YOUR OBJECTIVE
Filter the listing below, copying every line in which the word "Magnitude" appears.

======== INFORMATION PROVIDED ========

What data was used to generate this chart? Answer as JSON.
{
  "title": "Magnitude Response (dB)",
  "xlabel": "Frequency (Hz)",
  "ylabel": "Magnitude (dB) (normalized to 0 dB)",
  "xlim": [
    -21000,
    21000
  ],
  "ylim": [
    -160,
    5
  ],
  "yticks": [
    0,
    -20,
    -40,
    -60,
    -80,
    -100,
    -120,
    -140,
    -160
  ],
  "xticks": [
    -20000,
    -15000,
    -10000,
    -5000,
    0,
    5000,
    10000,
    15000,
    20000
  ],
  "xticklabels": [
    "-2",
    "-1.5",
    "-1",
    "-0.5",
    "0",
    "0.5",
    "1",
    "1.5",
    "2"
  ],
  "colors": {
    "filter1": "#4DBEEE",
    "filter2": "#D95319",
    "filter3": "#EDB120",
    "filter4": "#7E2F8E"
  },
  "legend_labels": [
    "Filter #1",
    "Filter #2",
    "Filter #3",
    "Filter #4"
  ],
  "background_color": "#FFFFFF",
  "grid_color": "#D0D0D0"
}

========

SOLVED EXERCISE
  "title": "Magnitude Response (dB)",
  "ylabel": "Magnitude (dB) (normalized to 0 dB)",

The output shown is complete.